:: Supplied data ::
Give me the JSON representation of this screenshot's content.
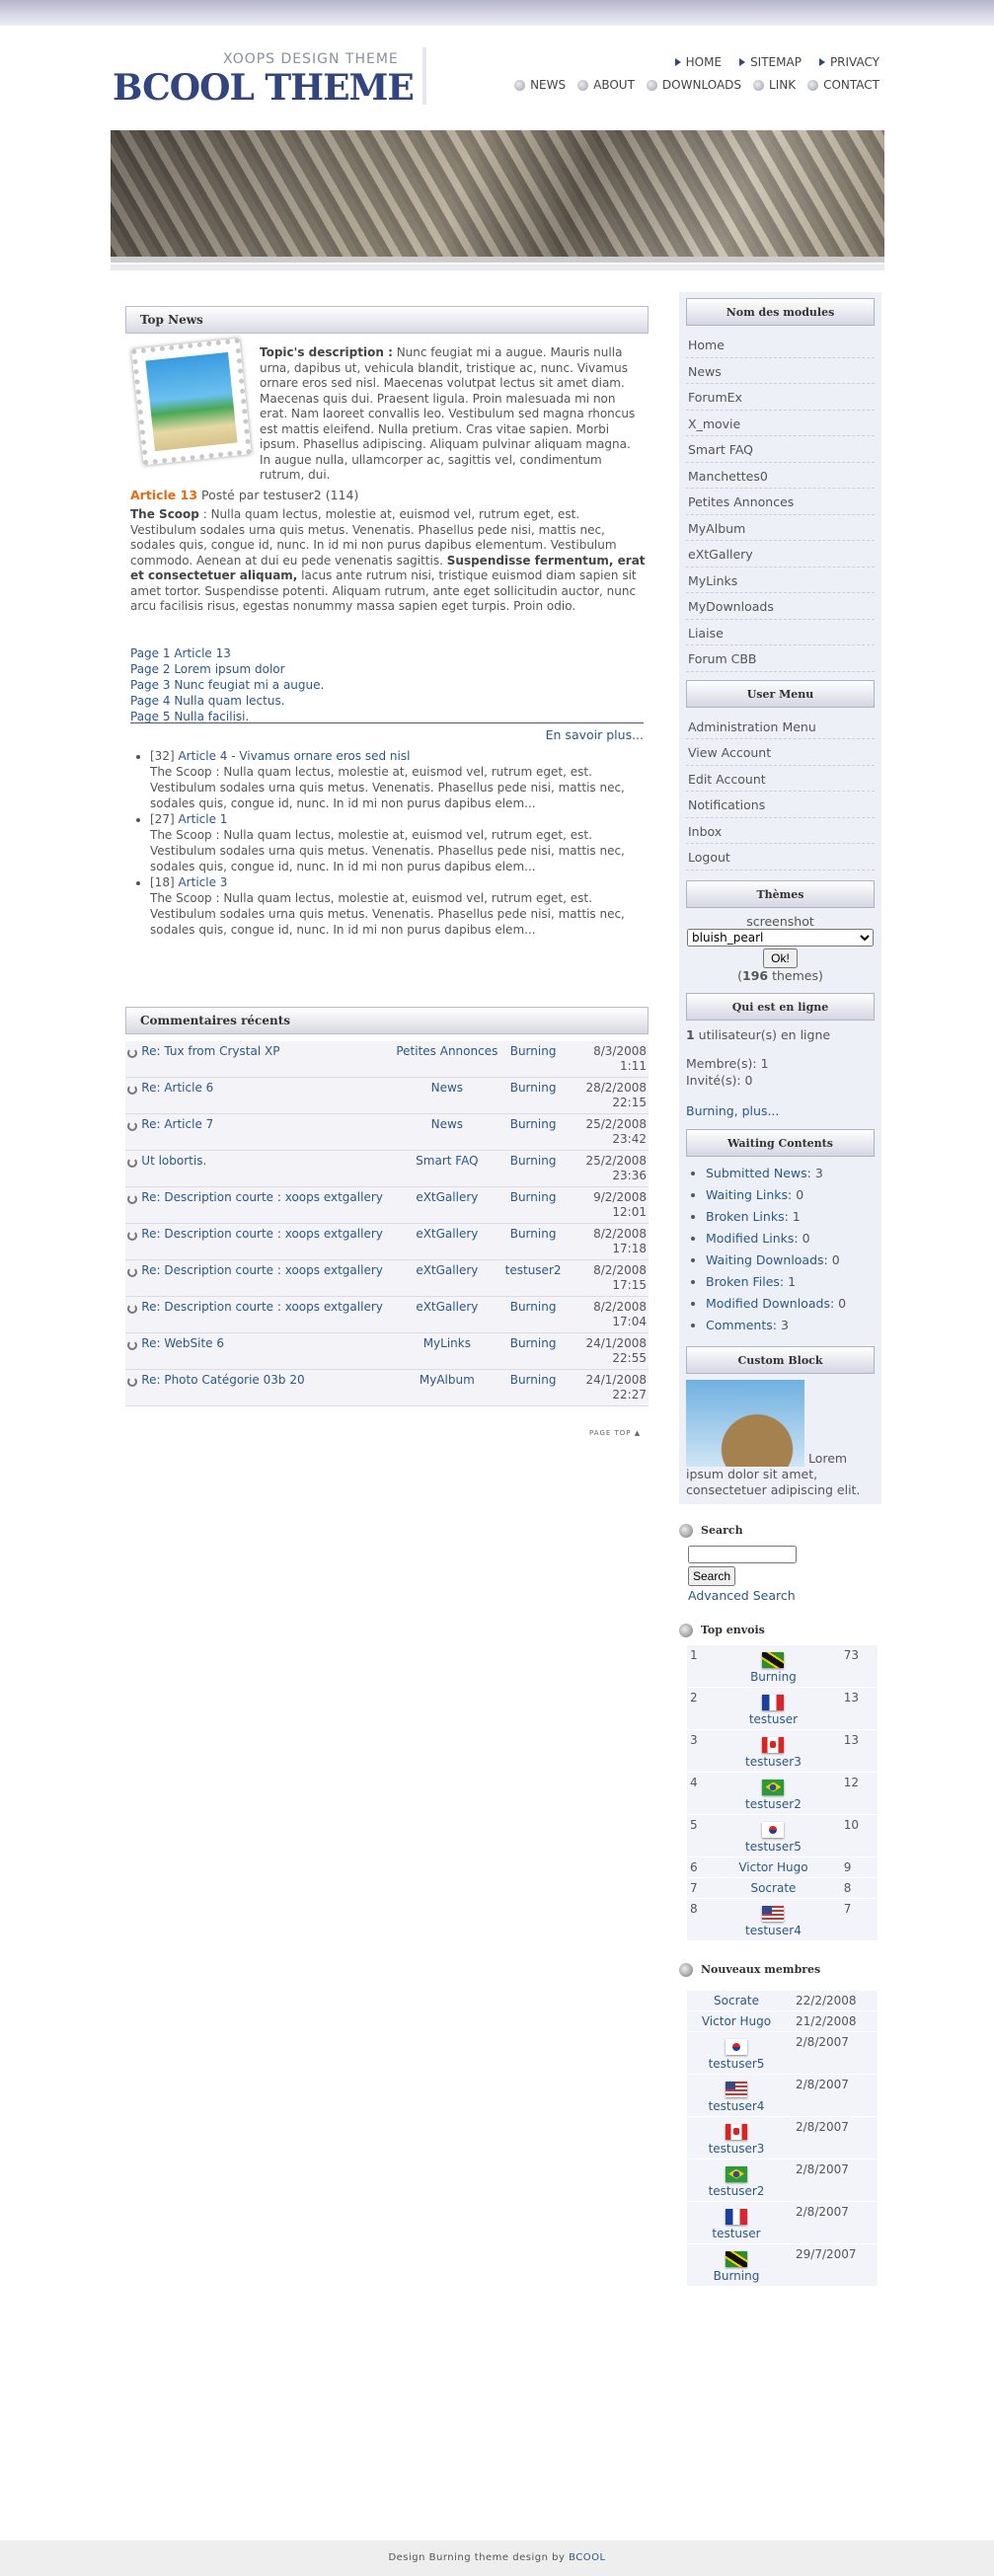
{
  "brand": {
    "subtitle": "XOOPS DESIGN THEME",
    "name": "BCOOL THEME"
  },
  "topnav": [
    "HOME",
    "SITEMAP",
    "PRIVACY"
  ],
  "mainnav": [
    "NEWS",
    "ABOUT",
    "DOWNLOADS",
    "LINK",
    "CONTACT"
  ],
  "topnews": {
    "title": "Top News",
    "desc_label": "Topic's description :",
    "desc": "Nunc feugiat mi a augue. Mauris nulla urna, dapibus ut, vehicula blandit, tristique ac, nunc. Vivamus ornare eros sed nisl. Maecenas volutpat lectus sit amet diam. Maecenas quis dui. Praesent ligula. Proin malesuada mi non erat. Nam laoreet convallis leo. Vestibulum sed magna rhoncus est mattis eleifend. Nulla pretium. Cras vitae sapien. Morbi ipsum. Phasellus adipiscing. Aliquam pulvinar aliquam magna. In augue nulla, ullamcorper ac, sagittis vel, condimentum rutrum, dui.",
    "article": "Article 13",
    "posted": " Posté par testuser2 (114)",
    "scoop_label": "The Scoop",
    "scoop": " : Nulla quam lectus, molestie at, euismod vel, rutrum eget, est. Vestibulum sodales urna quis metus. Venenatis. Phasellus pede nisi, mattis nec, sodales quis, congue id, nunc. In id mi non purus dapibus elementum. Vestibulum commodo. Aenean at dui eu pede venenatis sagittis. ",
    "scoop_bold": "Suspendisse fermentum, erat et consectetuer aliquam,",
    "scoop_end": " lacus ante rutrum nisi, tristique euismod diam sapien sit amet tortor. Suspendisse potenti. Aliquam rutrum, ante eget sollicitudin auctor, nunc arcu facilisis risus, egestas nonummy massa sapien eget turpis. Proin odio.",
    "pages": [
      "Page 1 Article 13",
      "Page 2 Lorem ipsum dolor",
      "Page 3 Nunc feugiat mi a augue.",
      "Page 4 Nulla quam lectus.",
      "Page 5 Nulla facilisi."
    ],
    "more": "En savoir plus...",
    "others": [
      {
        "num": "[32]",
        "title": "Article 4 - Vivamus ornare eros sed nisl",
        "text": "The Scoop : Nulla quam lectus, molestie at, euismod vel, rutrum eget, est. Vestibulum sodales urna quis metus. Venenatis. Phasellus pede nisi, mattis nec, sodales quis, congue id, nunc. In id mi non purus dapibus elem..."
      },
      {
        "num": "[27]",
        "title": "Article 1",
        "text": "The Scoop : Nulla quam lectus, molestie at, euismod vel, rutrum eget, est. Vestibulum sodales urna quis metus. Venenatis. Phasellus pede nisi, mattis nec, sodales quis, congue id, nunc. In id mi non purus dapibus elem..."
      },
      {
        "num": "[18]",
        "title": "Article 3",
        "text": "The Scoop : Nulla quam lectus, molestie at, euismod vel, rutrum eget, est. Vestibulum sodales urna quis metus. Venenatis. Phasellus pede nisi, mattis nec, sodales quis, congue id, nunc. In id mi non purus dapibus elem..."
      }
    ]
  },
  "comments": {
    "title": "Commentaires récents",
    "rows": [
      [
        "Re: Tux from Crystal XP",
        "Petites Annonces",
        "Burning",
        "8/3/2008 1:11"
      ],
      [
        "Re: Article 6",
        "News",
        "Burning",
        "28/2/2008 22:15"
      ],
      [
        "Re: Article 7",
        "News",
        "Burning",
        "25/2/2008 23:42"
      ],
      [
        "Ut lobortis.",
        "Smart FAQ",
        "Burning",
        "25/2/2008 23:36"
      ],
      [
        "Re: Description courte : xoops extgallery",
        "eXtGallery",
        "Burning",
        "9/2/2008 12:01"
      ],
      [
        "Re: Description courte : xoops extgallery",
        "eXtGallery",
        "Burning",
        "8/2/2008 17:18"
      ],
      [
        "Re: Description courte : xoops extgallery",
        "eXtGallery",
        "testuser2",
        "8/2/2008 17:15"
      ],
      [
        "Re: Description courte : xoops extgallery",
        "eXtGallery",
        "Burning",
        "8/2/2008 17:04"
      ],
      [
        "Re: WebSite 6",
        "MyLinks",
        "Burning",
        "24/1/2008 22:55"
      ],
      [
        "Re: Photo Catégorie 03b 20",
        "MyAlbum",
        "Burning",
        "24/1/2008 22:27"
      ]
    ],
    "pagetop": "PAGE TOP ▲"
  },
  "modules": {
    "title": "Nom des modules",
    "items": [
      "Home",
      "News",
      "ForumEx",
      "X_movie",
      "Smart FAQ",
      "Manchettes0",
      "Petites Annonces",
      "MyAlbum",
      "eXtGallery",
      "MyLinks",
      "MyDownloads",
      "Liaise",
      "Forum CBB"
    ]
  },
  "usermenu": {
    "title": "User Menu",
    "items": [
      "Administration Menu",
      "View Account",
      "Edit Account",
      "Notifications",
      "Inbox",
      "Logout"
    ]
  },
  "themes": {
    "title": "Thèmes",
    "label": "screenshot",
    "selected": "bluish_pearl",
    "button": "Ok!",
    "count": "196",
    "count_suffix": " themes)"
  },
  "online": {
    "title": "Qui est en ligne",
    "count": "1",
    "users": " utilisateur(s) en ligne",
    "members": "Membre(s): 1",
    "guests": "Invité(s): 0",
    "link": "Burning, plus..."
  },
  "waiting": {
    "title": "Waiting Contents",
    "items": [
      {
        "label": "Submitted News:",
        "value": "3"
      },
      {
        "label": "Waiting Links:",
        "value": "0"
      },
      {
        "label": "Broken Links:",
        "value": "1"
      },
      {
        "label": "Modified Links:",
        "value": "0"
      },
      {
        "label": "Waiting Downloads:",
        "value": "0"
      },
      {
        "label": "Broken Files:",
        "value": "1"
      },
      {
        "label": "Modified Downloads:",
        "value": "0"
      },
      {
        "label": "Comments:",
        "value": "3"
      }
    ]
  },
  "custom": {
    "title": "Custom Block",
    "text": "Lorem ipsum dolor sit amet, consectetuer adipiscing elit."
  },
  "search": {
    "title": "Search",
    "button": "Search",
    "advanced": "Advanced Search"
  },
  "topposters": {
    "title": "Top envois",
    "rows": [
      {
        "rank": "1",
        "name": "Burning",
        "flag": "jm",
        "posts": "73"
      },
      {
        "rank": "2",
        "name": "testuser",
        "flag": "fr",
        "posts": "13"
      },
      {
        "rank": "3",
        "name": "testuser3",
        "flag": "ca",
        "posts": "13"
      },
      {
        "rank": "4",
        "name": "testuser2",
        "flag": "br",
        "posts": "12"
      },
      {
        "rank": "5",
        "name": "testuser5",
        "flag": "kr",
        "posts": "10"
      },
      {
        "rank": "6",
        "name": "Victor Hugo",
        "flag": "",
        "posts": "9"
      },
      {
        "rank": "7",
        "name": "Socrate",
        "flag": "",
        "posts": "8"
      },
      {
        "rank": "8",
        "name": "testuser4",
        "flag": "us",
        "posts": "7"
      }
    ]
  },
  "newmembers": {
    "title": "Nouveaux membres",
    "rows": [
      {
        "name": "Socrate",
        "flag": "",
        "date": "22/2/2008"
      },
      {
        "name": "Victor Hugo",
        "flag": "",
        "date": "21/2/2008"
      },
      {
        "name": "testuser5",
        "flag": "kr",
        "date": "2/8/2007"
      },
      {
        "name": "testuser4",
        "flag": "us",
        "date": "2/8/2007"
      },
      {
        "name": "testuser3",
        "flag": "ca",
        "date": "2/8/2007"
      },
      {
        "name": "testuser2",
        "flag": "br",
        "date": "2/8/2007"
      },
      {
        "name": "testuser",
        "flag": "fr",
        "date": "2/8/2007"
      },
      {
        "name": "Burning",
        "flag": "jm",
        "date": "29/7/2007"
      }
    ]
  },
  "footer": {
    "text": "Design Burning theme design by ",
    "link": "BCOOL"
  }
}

---

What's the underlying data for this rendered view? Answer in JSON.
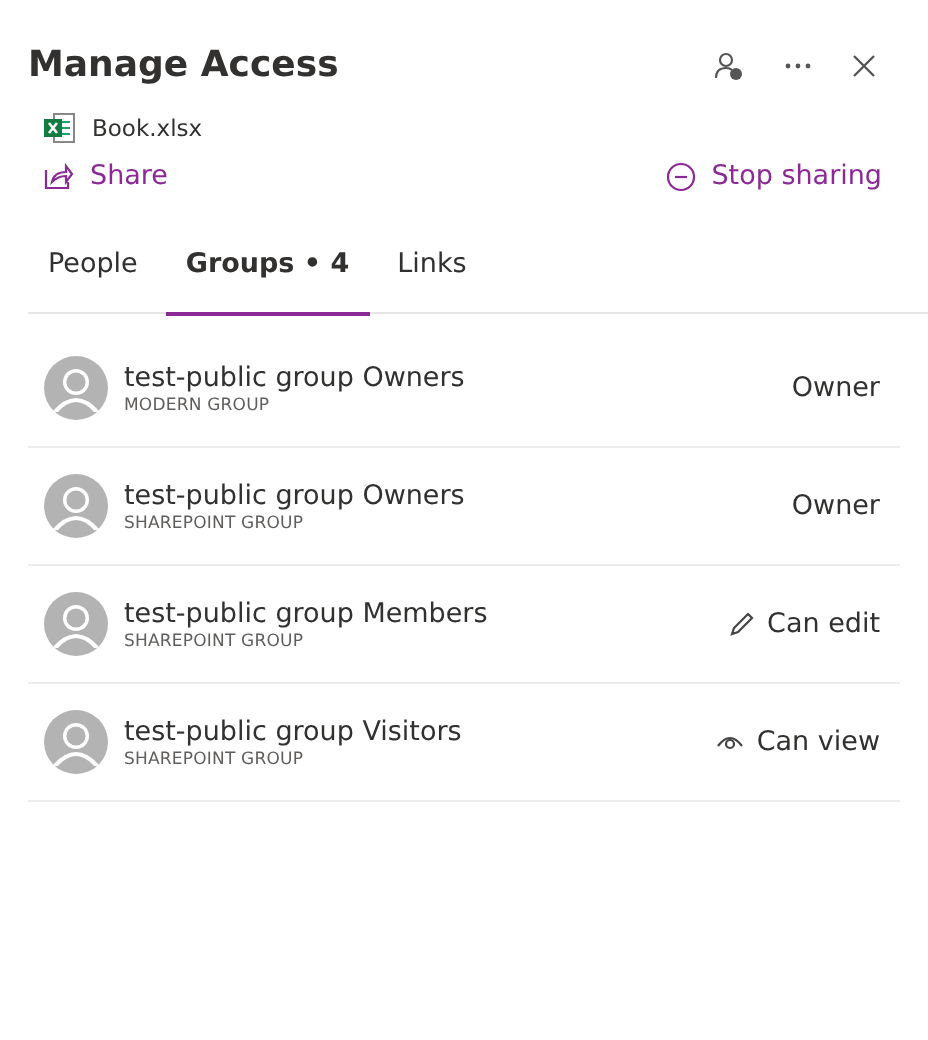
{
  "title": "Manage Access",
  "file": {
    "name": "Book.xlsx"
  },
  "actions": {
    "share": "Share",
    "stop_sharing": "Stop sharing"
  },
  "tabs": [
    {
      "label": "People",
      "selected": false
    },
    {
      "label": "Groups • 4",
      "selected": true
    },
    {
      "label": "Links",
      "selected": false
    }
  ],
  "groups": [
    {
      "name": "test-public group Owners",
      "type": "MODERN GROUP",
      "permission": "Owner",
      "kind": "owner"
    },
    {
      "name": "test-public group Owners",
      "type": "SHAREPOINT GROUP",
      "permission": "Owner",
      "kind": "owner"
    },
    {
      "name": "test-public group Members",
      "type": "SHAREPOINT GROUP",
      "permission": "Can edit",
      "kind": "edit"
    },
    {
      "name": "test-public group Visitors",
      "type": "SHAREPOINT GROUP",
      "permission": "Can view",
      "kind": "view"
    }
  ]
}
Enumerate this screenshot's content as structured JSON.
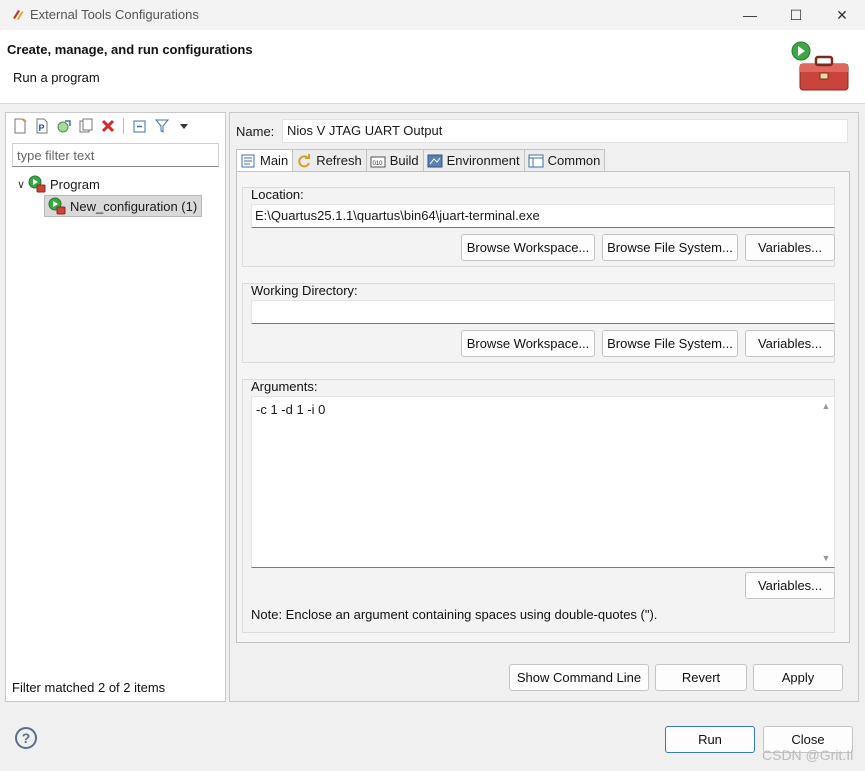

:: Exercise objective ::
Identify each line in the records above containing the word "Suspendisse"; copy those lines.

:: Answer ::
    "scoop_bold": "Suspendisse fermentum, erat et consectetuer aliquam,",
    "scoop_end": " lacus ante rutrum nisi, tristique euismod diam sapien sit amet tortor. Suspendisse potenti. Aliquam rutrum, ante eget sollicitudin auctor, nunc arcu facilisis risus, egestas nonummy massa sapien eget turpis. Proin odio.",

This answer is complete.